◆ **RECORD EXCERPTS**:
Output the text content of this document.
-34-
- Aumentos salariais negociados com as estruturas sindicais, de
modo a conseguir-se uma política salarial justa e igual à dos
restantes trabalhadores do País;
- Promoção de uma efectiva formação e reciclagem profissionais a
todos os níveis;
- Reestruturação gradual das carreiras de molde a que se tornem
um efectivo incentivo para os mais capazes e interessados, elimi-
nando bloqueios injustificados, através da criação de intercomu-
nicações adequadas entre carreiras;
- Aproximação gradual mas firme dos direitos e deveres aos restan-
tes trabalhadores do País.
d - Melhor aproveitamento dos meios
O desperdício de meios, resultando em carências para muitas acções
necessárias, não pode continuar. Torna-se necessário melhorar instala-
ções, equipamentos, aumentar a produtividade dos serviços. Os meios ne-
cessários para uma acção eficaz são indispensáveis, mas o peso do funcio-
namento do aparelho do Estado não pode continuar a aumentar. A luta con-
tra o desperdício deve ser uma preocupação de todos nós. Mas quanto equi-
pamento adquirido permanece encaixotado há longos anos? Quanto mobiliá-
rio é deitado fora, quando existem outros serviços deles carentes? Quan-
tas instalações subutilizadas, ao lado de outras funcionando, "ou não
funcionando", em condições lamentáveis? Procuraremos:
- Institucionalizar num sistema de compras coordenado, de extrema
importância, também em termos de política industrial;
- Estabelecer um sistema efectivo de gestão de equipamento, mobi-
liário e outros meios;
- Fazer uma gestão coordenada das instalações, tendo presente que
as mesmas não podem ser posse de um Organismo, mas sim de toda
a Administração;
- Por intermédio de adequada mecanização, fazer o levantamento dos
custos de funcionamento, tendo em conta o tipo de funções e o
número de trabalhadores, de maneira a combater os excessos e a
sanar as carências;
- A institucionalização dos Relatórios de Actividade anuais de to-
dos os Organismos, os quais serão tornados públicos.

◆ **TASK STATEMENT**: Extract all the entries word for word.

◆ **ANSWER TO THE EXERCISE**:
Output the text content of this document.
-34-
- Aumentos salariais negociados com as estruturas sindicais, de
modo a conseguir-se uma política salarial justa e igual à dos
restantes trabalhadores do País;
- Promoção de uma efectiva formação e reciclagem profissionais a
todos os níveis;
- Reestruturação gradual das carreiras de molde a que se tornem
um efectivo incentivo para os mais capazes e interessados, elimi-
nando bloqueios injustificados, através da criação de intercomu-
nicações adequadas entre carreiras;
- Aproximação gradual mas firme dos direitos e deveres aos restan-
tes trabalhadores do País.
d - Melhor aproveitamento dos meios
O desperdício de meios, resultando em carências para muitas acções
necessárias, não pode continuar. Torna-se necessário melhorar instala-
ções, equipamentos, aumentar a produtividade dos serviços. Os meios ne-
cessários para uma acção eficaz são indispensáveis, mas o peso do funcio-
namento do aparelho do Estado não pode continuar a aumentar. A luta con-
tra o desperdício deve ser uma preocupação de todos nós. Mas quanto equi-
pamento adquirido permanece encaixotado há longos anos? Quanto mobiliá-
rio é deitado fora, quando existem outros serviços deles carentes? Quan-
tas instalações subutilizadas, ao lado de outras funcionando, "ou não
funcionando", em condições lamentáveis? Procuraremos:
- Institucionalizar num sistema de compras coordenado, de extrema
importância, também em termos de política industrial;
- Estabelecer um sistema efectivo de gestão de equipamento, mobi-
liário e outros meios;
- Fazer uma gestão coordenada das instalações, tendo presente que
as mesmas não podem ser posse de um Organismo, mas sim de toda
a Administração;
- Por intermédio de adequada mecanização, fazer o levantamento dos
custos de funcionamento, tendo em conta o tipo de funções e o
número de trabalhadores, de maneira a combater os excessos e a
sanar as carências;
- A institucionalização dos Relatórios de Actividade anuais de to-
dos os Organismos, os quais serão tornados públicos.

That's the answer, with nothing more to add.